• _Input records_
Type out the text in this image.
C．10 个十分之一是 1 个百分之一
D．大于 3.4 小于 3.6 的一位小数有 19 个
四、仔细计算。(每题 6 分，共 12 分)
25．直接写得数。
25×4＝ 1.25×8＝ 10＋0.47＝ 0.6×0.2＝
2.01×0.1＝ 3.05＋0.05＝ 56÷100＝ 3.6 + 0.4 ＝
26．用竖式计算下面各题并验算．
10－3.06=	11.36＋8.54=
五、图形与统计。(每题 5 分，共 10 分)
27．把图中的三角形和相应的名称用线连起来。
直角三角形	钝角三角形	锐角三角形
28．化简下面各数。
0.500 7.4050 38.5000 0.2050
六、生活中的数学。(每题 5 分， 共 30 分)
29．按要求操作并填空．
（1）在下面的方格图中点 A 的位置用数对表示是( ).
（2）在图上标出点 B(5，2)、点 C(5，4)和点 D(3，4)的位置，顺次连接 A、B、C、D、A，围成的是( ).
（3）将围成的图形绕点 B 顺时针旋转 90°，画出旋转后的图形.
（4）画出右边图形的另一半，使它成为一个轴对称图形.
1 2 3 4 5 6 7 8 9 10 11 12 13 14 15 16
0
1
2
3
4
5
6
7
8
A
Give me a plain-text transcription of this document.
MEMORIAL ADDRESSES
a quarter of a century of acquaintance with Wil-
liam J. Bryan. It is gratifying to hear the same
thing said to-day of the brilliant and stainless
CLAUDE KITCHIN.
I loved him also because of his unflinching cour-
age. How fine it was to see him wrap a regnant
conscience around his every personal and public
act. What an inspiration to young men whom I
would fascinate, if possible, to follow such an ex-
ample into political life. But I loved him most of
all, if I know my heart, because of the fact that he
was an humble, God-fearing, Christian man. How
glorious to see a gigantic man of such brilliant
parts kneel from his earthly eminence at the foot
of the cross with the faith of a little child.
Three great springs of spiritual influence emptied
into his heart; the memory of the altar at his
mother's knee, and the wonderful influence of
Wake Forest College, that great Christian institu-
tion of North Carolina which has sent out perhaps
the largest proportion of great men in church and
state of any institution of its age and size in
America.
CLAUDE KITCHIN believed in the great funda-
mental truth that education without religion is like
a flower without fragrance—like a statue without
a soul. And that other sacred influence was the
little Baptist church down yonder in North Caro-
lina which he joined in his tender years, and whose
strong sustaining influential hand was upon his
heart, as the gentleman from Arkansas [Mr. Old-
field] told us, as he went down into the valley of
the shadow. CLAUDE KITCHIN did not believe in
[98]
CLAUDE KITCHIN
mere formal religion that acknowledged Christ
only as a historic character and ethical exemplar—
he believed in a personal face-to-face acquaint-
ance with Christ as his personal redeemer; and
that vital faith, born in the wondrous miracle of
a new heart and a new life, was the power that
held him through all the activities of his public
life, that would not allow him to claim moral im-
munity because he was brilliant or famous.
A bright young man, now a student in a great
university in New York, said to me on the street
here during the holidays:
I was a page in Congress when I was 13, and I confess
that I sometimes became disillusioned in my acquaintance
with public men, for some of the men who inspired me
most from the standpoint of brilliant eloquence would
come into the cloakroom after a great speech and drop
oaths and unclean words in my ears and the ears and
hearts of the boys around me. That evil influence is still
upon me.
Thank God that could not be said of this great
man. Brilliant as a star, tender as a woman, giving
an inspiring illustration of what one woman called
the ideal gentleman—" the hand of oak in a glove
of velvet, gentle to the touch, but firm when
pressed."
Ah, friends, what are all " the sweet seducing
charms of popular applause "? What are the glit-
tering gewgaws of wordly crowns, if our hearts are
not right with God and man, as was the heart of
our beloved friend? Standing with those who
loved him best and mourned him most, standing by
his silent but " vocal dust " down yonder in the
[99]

• _Stated problem_
Every record should be repeated exactly; please leave none out.

• _Completed exercise_
Type out the text in this image.
C．10 个十分之一是 1 个百分之一
D．大于 3.4 小于 3.6 的一位小数有 19 个
四、仔细计算。(每题 6 分，共 12 分)
25．直接写得数。
25×4＝ 1.25×8＝ 10＋0.47＝ 0.6×0.2＝
2.01×0.1＝ 3.05＋0.05＝ 56÷100＝ 3.6 + 0.4 ＝
26．用竖式计算下面各题并验算．
10－3.06=	11.36＋8.54=
五、图形与统计。(每题 5 分，共 10 分)
27．把图中的三角形和相应的名称用线连起来。
直角三角形	钝角三角形	锐角三角形
28．化简下面各数。
0.500 7.4050 38.5000 0.2050
六、生活中的数学。(每题 5 分， 共 30 分)
29．按要求操作并填空．
（1）在下面的方格图中点 A 的位置用数对表示是( ).
（2）在图上标出点 B(5，2)、点 C(5，4)和点 D(3，4)的位置，顺次连接 A、B、C、D、A，围成的是( ).
（3）将围成的图形绕点 B 顺时针旋转 90°，画出旋转后的图形.
（4）画出右边图形的另一半，使它成为一个轴对称图形.
1 2 3 4 5 6 7 8 9 10 11 12 13 14 15 16
0
1
2
3
4
5
6
7
8
A
Give me a plain-text transcription of this document.
MEMORIAL ADDRESSES
a quarter of a century of acquaintance with Wil-
liam J. Bryan. It is gratifying to hear the same
thing said to-day of the brilliant and stainless
CLAUDE KITCHIN.
I loved him also because of his unflinching cour-
age. How fine it was to see him wrap a regnant
conscience around his every personal and public
act. What an inspiration to young men whom I
would fascinate, if possible, to follow such an ex-
ample into political life. But I loved him most of
all, if I know my heart, because of the fact that he
was an humble, God-fearing, Christian man. How
glorious to see a gigantic man of such brilliant
parts kneel from his earthly eminence at the foot
of the cross with the faith of a little child.
Three great springs of spiritual influence emptied
into his heart; the memory of the altar at his
mother's knee, and the wonderful influence of
Wake Forest College, that great Christian institu-
tion of North Carolina which has sent out perhaps
the largest proportion of great men in church and
state of any institution of its age and size in
America.
CLAUDE KITCHIN believed in the great funda-
mental truth that education without religion is like
a flower without fragrance—like a statue without
a soul. And that other sacred influence was the
little Baptist church down yonder in North Caro-
lina which he joined in his tender years, and whose
strong sustaining influential hand was upon his
heart, as the gentleman from Arkansas [Mr. Old-
field] told us, as he went down into the valley of
the shadow. CLAUDE KITCHIN did not believe in
[98]
CLAUDE KITCHIN
mere formal religion that acknowledged Christ
only as a historic character and ethical exemplar—
he believed in a personal face-to-face acquaint-
ance with Christ as his personal redeemer; and
that vital faith, born in the wondrous miracle of
a new heart and a new life, was the power that
held him through all the activities of his public
life, that would not allow him to claim moral im-
munity because he was brilliant or famous.
A bright young man, now a student in a great
university in New York, said to me on the street
here during the holidays:
I was a page in Congress when I was 13, and I confess
that I sometimes became disillusioned in my acquaintance
with public men, for some of the men who inspired me
most from the standpoint of brilliant eloquence would
come into the cloakroom after a great speech and drop
oaths and unclean words in my ears and the ears and
hearts of the boys around me. That evil influence is still
upon me.
Thank God that could not be said of this great
man. Brilliant as a star, tender as a woman, giving
an inspiring illustration of what one woman called
the ideal gentleman—" the hand of oak in a glove
of velvet, gentle to the touch, but firm when
pressed."
Ah, friends, what are all " the sweet seducing
charms of popular applause "? What are the glit-
tering gewgaws of wordly crowns, if our hearts are
not right with God and man, as was the heart of
our beloved friend? Standing with those who
loved him best and mourned him most, standing by
his silent but " vocal dust " down yonder in the
[99]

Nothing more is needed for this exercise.